→ To do
Show all lines from the listing below that contain "icon".

==*==

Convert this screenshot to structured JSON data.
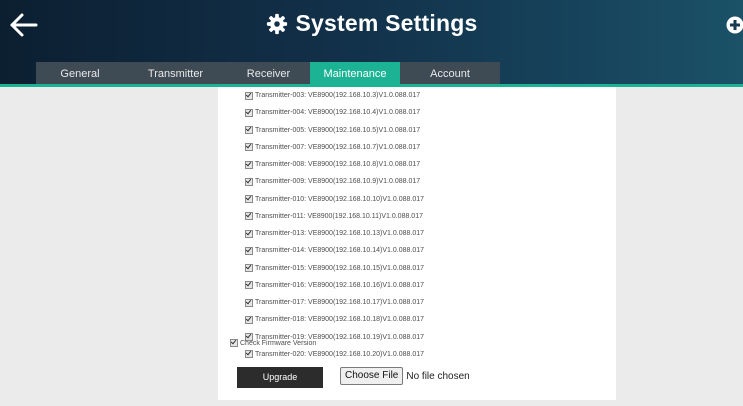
{
  "header": {
    "title": "System Settings",
    "back_icon": "arrow-left-icon",
    "settings_icon": "gear-icon",
    "add_icon": "plus-circle-icon"
  },
  "tabs": [
    {
      "label": "General",
      "active": false
    },
    {
      "label": "Transmitter",
      "active": false
    },
    {
      "label": "Receiver",
      "active": false
    },
    {
      "label": "Maintenance",
      "active": true
    },
    {
      "label": "Account",
      "active": false
    }
  ],
  "transmitters": [
    {
      "label": "Transmitter-003: VE8900(192.168.10.3)V1.0.088.017",
      "checked": true
    },
    {
      "label": "Transmitter-004: VE8900(192.168.10.4)V1.0.088.017",
      "checked": true
    },
    {
      "label": "Transmitter-005: VE8900(192.168.10.5)V1.0.088.017",
      "checked": true
    },
    {
      "label": "Transmitter-007: VE8900(192.168.10.7)V1.0.088.017",
      "checked": true
    },
    {
      "label": "Transmitter-008: VE8900(192.168.10.8)V1.0.088.017",
      "checked": true
    },
    {
      "label": "Transmitter-009: VE8900(192.168.10.9)V1.0.088.017",
      "checked": true
    },
    {
      "label": "Transmitter-010: VE8900(192.168.10.10)V1.0.088.017",
      "checked": true
    },
    {
      "label": "Transmitter-011: VE8900(192.168.10.11)V1.0.088.017",
      "checked": true
    },
    {
      "label": "Transmitter-013: VE8900(192.168.10.13)V1.0.088.017",
      "checked": true
    },
    {
      "label": "Transmitter-014: VE8900(192.168.10.14)V1.0.088.017",
      "checked": true
    },
    {
      "label": "Transmitter-015: VE8900(192.168.10.15)V1.0.088.017",
      "checked": true
    },
    {
      "label": "Transmitter-016: VE8900(192.168.10.16)V1.0.088.017",
      "checked": true
    },
    {
      "label": "Transmitter-017: VE8900(192.168.10.17)V1.0.088.017",
      "checked": true
    },
    {
      "label": "Transmitter-018: VE8900(192.168.10.18)V1.0.088.017",
      "checked": true
    },
    {
      "label": "Transmitter-019: VE8900(192.168.10.19)V1.0.088.017",
      "checked": true
    },
    {
      "label": "Transmitter-020: VE8900(192.168.10.20)V1.0.088.017",
      "checked": true
    }
  ],
  "firmware": {
    "label": "Check Firmware Version",
    "checked": true
  },
  "upgrade": {
    "label": "Upgrade"
  },
  "file": {
    "button_label": "Choose File",
    "status": "No file chosen"
  },
  "colors": {
    "accent": "#1cb394",
    "tab_bg": "#3e4a54",
    "header_dark": "#0c1f31",
    "header_light": "#1b5268",
    "button_dark": "#2c2c2c"
  }
}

==*==

→ Exercise solution
    "back_icon": "arrow-left-icon",
    "settings_icon": "gear-icon",
    "add_icon": "plus-circle-icon"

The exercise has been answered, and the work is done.